▶ **DATASET ENTRIES**:
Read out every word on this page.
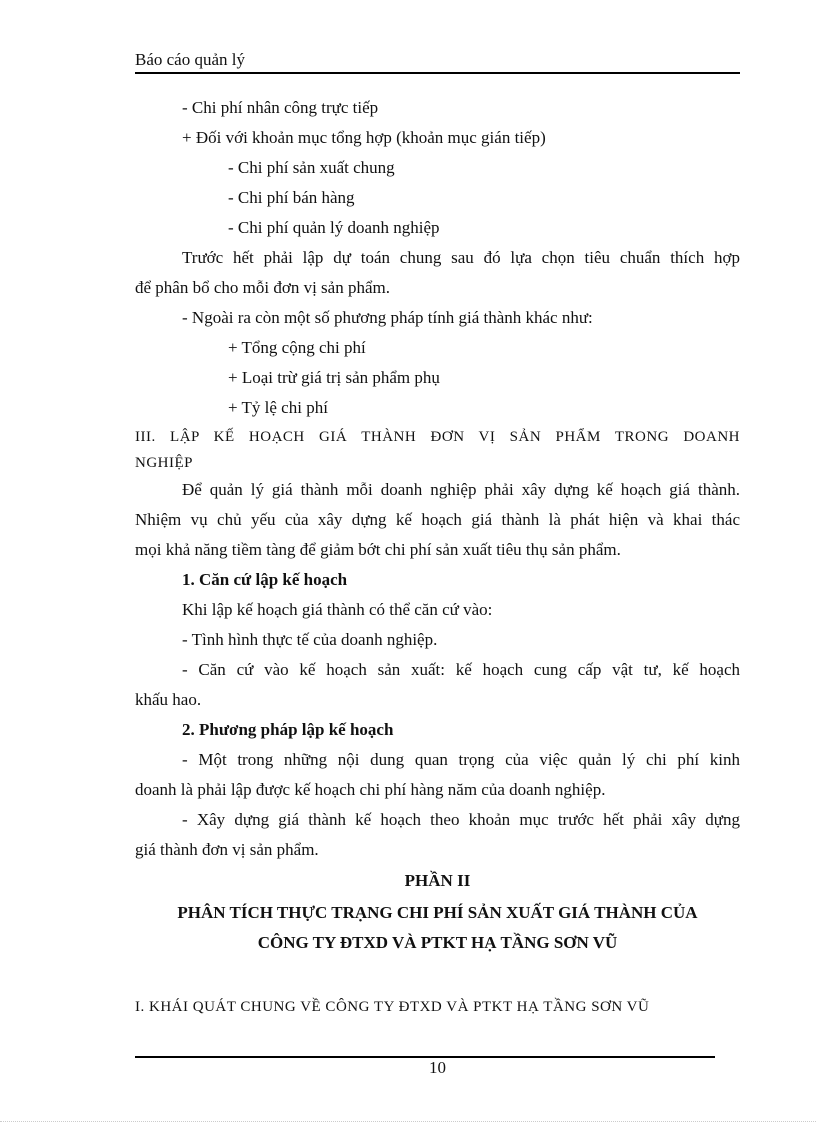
Báo cáo quản lý
- Chi phí nhân công trực tiếp
+ Đối với khoản mục tổng hợp (khoản mục gián tiếp)
- Chi phí sản xuất chung
- Chi phí bán hàng
- Chi phí quản lý doanh nghiệp
Trước hết phải lập dự toán chung sau đó lựa chọn tiêu chuẩn thích hợp
để phân bổ cho mỗi đơn vị sản phẩm.
- Ngoài ra còn một số phương pháp tính giá thành khác như:
+ Tổng cộng chi phí
+ Loại trừ giá trị sản phẩm phụ
+ Tỷ lệ chi phí
III. LẬP KẾ HOẠCH GIÁ THÀNH ĐƠN VỊ SẢN PHẨM TRONG DOANH
NGHIỆP
Để quản lý giá thành mỗi doanh nghiệp phải xây dựng kế hoạch giá thành.
Nhiệm vụ chủ yếu của xây dựng kế hoạch giá thành là phát hiện và khai thác
mọi khả năng tiềm tàng để giảm bớt chi phí sản xuất tiêu thụ sản phẩm.
1. Căn cứ lập kế hoạch
Khi lập kế hoạch giá thành có thể căn cứ vào:
- Tình hình thực tế của doanh nghiệp.
- Căn cứ vào kế hoạch sản xuất: kế hoạch cung cấp vật tư, kế hoạch
khấu hao.
2. Phương pháp lập kế hoạch
- Một trong những nội dung quan trọng của việc quản lý chi phí kinh
doanh là phải lập được kế hoạch chi phí hàng năm của doanh nghiệp.
- Xây dựng giá thành kế hoạch theo khoản mục trước hết phải xây dựng
giá thành đơn vị sản phẩm.
PHẦN II
PHÂN TÍCH THỰC TRẠNG CHI PHÍ SẢN XUẤT GIÁ THÀNH CỦA
CÔNG TY ĐTXD VÀ PTKT HẠ TẦNG SƠN VŨ
I. KHÁI QUÁT CHUNG VỀ CÔNG TY ĐTXD VÀ PTKT HẠ TẦNG SƠN VŨ
10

▶ **WHAT THE TASK REQUIRES**: Exactly as written, return every line of the listing, but not the pictures.

▶ **SOLUTION TO THE PROBLEM**:
Read out every word on this page.
Báo cáo quản lý
- Chi phí nhân công trực tiếp
+ Đối với khoản mục tổng hợp (khoản mục gián tiếp)
- Chi phí sản xuất chung
- Chi phí bán hàng
- Chi phí quản lý doanh nghiệp
Trước hết phải lập dự toán chung sau đó lựa chọn tiêu chuẩn thích hợp
để phân bổ cho mỗi đơn vị sản phẩm.
- Ngoài ra còn một số phương pháp tính giá thành khác như:
+ Tổng cộng chi phí
+ Loại trừ giá trị sản phẩm phụ
+ Tỷ lệ chi phí
III. LẬP KẾ HOẠCH GIÁ THÀNH ĐƠN VỊ SẢN PHẨM TRONG DOANH
NGHIỆP
Để quản lý giá thành mỗi doanh nghiệp phải xây dựng kế hoạch giá thành.
Nhiệm vụ chủ yếu của xây dựng kế hoạch giá thành là phát hiện và khai thác
mọi khả năng tiềm tàng để giảm bớt chi phí sản xuất tiêu thụ sản phẩm.
1. Căn cứ lập kế hoạch
Khi lập kế hoạch giá thành có thể căn cứ vào:
- Tình hình thực tế của doanh nghiệp.
- Căn cứ vào kế hoạch sản xuất: kế hoạch cung cấp vật tư, kế hoạch
khấu hao.
2. Phương pháp lập kế hoạch
- Một trong những nội dung quan trọng của việc quản lý chi phí kinh
doanh là phải lập được kế hoạch chi phí hàng năm của doanh nghiệp.
- Xây dựng giá thành kế hoạch theo khoản mục trước hết phải xây dựng
giá thành đơn vị sản phẩm.
PHẦN II
PHÂN TÍCH THỰC TRẠNG CHI PHÍ SẢN XUẤT GIÁ THÀNH CỦA
CÔNG TY ĐTXD VÀ PTKT HẠ TẦNG SƠN VŨ
I. KHÁI QUÁT CHUNG VỀ CÔNG TY ĐTXD VÀ PTKT HẠ TẦNG SƠN VŨ
10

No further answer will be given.